**Task statement:** Find "Decode this image" in the records that follow; print that line and each subsequent line through the last one, verbatim and with nothing added.
## START Information given
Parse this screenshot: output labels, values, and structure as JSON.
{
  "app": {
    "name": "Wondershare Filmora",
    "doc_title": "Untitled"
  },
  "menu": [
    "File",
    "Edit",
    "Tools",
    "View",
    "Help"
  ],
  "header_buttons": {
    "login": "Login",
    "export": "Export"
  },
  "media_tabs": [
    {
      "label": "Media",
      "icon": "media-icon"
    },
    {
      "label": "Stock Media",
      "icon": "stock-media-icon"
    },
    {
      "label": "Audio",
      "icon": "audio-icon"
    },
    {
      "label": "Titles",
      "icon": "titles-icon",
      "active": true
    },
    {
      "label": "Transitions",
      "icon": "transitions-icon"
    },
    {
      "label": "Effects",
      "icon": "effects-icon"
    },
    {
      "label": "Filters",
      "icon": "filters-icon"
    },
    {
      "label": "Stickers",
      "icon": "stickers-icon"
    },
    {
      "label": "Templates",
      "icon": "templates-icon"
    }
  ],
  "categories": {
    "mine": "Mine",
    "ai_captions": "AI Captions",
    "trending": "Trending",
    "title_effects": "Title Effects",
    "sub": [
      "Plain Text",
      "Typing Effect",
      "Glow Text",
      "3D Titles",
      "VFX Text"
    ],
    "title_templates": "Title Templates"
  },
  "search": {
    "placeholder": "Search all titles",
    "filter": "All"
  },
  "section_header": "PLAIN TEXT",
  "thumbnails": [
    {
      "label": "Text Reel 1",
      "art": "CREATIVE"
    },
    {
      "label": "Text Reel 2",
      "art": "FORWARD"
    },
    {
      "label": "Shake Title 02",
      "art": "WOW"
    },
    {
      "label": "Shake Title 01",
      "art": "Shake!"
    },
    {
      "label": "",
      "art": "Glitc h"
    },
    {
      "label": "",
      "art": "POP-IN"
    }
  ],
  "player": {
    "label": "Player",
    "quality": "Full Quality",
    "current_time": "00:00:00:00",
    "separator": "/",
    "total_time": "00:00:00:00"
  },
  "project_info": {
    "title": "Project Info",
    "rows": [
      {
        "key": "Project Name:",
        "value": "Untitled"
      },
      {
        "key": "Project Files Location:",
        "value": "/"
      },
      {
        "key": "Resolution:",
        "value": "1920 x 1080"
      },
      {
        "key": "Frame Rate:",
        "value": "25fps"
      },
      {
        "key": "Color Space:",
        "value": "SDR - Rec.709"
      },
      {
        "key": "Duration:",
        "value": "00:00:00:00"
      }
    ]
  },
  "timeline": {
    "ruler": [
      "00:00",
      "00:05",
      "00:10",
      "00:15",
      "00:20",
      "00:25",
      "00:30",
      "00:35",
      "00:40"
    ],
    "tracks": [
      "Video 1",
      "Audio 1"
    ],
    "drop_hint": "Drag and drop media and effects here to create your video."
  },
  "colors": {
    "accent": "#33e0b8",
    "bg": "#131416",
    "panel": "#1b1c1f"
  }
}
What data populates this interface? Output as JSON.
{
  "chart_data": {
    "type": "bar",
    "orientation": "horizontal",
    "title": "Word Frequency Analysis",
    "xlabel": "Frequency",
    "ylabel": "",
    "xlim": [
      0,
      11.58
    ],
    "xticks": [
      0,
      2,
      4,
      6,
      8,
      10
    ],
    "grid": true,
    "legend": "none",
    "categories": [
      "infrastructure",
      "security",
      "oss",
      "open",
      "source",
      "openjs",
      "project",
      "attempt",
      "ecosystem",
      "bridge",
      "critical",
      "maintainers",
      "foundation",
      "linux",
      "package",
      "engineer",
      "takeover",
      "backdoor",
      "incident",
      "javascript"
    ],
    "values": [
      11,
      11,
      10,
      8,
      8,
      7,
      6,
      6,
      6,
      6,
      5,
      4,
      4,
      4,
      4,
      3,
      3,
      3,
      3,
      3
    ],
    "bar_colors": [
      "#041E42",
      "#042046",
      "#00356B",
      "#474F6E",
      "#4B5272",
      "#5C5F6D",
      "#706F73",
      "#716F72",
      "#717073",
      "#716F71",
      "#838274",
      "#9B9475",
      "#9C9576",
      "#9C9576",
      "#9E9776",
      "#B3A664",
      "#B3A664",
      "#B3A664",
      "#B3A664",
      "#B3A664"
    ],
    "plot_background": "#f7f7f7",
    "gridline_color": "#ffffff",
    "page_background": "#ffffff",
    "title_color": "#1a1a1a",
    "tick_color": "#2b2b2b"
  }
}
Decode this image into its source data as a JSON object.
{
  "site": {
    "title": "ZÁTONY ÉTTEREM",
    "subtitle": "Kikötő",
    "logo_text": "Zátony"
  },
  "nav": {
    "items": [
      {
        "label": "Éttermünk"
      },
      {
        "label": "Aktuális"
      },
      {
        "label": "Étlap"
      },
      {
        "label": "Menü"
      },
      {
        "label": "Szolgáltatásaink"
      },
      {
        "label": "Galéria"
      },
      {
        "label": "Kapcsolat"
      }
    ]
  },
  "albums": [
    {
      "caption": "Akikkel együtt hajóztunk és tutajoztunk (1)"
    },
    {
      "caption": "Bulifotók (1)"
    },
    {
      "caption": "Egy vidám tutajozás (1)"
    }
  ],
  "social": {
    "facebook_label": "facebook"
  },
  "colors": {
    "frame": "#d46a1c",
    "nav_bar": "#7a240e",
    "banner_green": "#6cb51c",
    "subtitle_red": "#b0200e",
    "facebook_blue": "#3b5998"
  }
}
## END Information given
**Answer to this task:**
Decode this image into its source data as a JSON object.
{
  "site": {
    "title": "ZÁTONY ÉTTEREM",
    "subtitle": "Kikötő",
    "logo_text": "Zátony"
  },
  "nav": {
    "items": [
      {
        "label": "Éttermünk"
      },
      {
        "label": "Aktuális"
      },
      {
        "label": "Étlap"
      },
      {
        "label": "Menü"
      },
      {
        "label": "Szolgáltatásaink"
      },
      {
        "label": "Galéria"
      },
      {
        "label": "Kapcsolat"
      }
    ]
  },
  "albums": [
    {
      "caption": "Akikkel együtt hajóztunk és tutajoztunk (1)"
    },
    {
      "caption": "Bulifotók (1)"
    },
    {
      "caption": "Egy vidám tutajozás (1)"
    }
  ],
  "social": {
    "facebook_label": "facebook"
  },
  "colors": {
    "frame": "#d46a1c",
    "nav_bar": "#7a240e",
    "banner_green": "#6cb51c",
    "subtitle_red": "#b0200e",
    "facebook_blue": "#3b5998"
  }
}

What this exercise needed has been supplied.